Goal: Take each line that has the word "July" and return it.

= = = = =

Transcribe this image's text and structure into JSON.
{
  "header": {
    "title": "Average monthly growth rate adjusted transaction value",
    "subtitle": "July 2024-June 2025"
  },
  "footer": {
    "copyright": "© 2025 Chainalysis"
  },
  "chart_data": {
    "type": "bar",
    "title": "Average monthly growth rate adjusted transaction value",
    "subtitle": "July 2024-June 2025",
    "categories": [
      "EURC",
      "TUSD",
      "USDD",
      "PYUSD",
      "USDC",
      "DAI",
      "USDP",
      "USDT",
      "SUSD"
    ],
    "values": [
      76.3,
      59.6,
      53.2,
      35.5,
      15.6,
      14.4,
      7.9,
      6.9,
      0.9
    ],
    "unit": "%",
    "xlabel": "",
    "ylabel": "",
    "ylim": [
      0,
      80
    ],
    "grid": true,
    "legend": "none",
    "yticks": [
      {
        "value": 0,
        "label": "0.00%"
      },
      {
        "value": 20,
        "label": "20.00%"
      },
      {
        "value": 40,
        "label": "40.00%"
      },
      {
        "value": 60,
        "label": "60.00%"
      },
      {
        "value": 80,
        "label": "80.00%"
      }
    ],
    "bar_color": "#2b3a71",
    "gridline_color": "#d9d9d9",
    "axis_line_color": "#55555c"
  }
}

= = = = =

Task output:
    "subtitle": "July 2024-June 2025"
    "subtitle": "July 2024-June 2025",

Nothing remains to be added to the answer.